## BEGIN
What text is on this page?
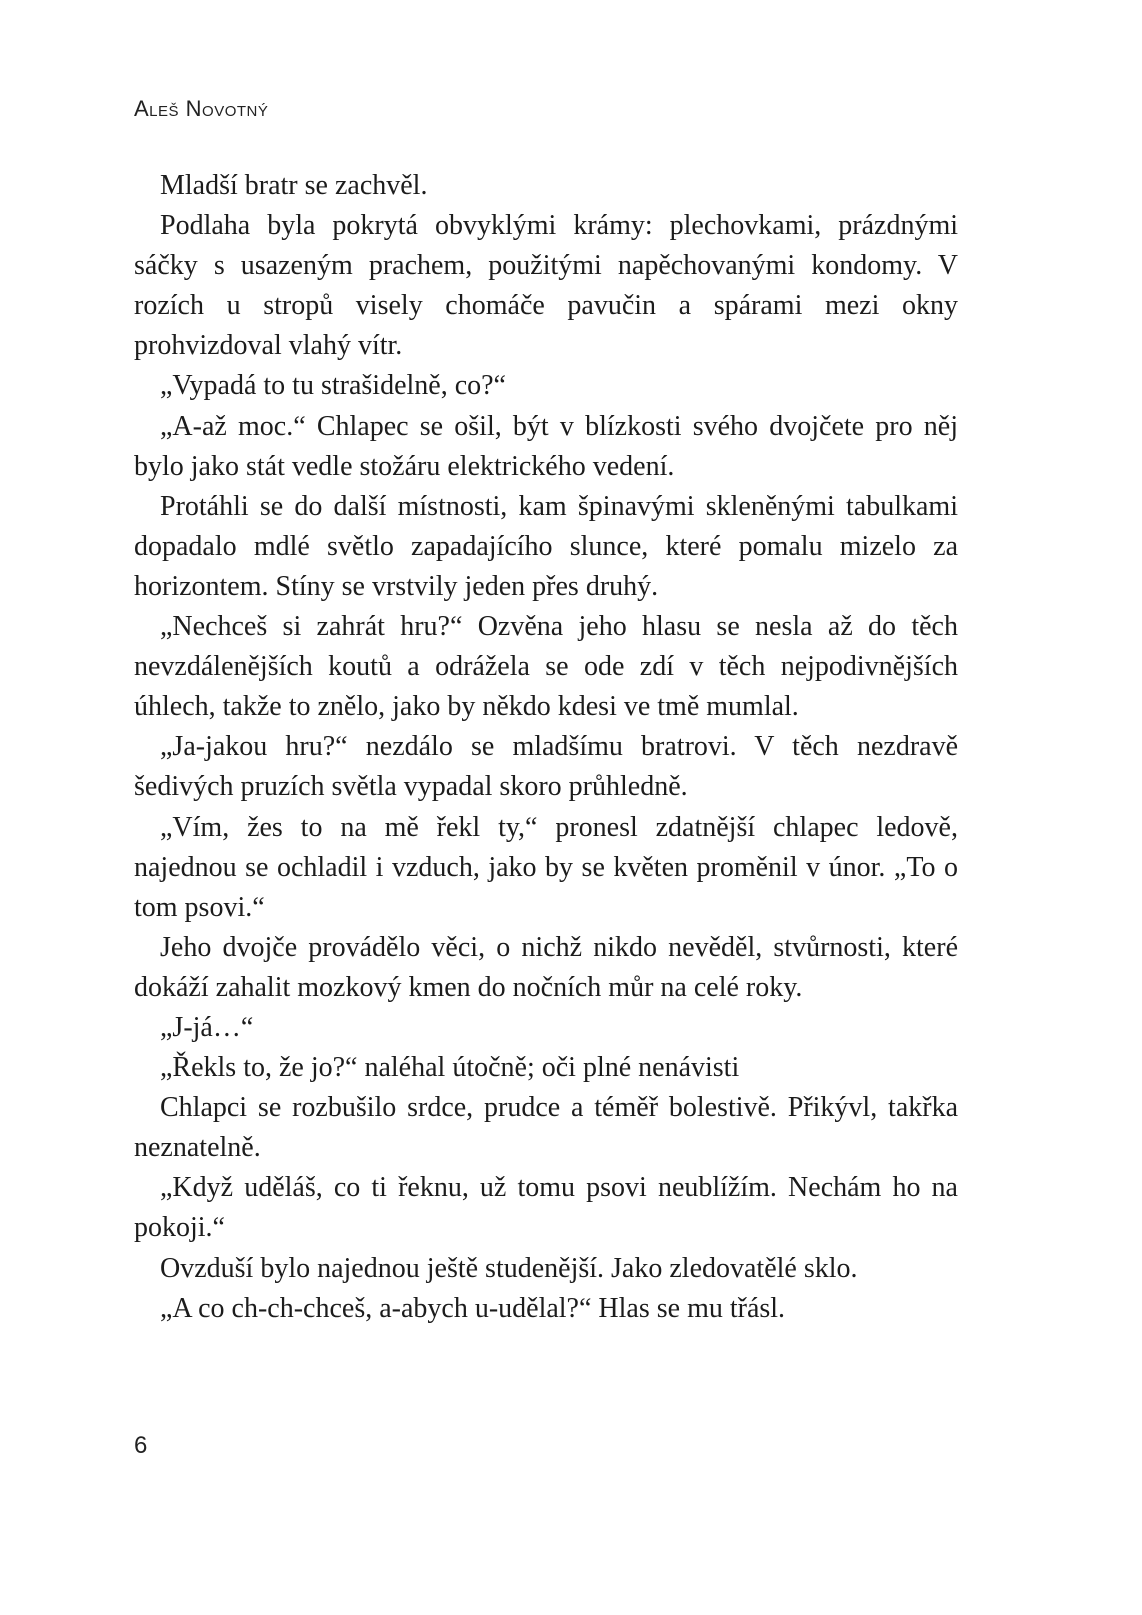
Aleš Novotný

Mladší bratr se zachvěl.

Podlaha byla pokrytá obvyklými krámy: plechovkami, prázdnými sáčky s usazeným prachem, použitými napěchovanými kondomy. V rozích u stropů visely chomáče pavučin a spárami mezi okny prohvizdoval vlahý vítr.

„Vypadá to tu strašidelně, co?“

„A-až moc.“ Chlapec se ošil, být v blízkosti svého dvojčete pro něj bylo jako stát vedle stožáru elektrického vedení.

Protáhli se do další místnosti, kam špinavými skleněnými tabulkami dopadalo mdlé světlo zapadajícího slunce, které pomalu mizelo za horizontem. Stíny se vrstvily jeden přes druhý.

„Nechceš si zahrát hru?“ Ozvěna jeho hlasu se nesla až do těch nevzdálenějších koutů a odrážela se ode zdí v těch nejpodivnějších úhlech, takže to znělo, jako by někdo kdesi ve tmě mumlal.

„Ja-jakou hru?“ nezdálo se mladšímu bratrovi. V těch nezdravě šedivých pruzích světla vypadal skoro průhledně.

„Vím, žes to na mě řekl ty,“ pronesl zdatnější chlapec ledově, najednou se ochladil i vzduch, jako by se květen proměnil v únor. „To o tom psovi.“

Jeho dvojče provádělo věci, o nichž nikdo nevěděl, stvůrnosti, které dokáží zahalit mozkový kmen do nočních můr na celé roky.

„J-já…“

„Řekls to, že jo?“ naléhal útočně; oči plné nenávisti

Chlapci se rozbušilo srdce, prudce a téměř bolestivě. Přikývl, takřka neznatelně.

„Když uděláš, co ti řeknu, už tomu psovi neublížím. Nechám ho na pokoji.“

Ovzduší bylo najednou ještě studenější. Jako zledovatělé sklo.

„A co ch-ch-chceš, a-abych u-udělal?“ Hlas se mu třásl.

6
## END
| BRIEF |
All of the material above is to be copied exactly, except for its images.

| SOLUTION TO THE EXERCISE |
What text is on this page?
Aleš Novotný

Mladší bratr se zachvěl.

Podlaha byla pokrytá obvyklými krámy: plechovkami, prázdnými sáčky s usazeným prachem, použitými napěchovanými kondomy. V rozích u stropů visely chomáče pavučin a spárami mezi okny prohvizdoval vlahý vítr.

„Vypadá to tu strašidelně, co?“

„A-až moc.“ Chlapec se ošil, být v blízkosti svého dvojčete pro něj bylo jako stát vedle stožáru elektrického vedení.

Protáhli se do další místnosti, kam špinavými skleněnými tabulkami dopadalo mdlé světlo zapadajícího slunce, které pomalu mizelo za horizontem. Stíny se vrstvily jeden přes druhý.

„Nechceš si zahrát hru?“ Ozvěna jeho hlasu se nesla až do těch nevzdálenějších koutů a odrážela se ode zdí v těch nejpodivnějších úhlech, takže to znělo, jako by někdo kdesi ve tmě mumlal.

„Ja-jakou hru?“ nezdálo se mladšímu bratrovi. V těch nezdravě šedivých pruzích světla vypadal skoro průhledně.

„Vím, žes to na mě řekl ty,“ pronesl zdatnější chlapec ledově, najednou se ochladil i vzduch, jako by se květen proměnil v únor. „To o tom psovi.“

Jeho dvojče provádělo věci, o nichž nikdo nevěděl, stvůrnosti, které dokáží zahalit mozkový kmen do nočních můr na celé roky.

„J-já…“

„Řekls to, že jo?“ naléhal útočně; oči plné nenávisti

Chlapci se rozbušilo srdce, prudce a téměř bolestivě. Přikývl, takřka neznatelně.

„Když uděláš, co ti řeknu, už tomu psovi neublížím. Nechám ho na pokoji.“

Ovzduší bylo najednou ještě studenější. Jako zledovatělé sklo.

„A co ch-ch-chceš, a-abych u-udělal?“ Hlas se mu třásl.

6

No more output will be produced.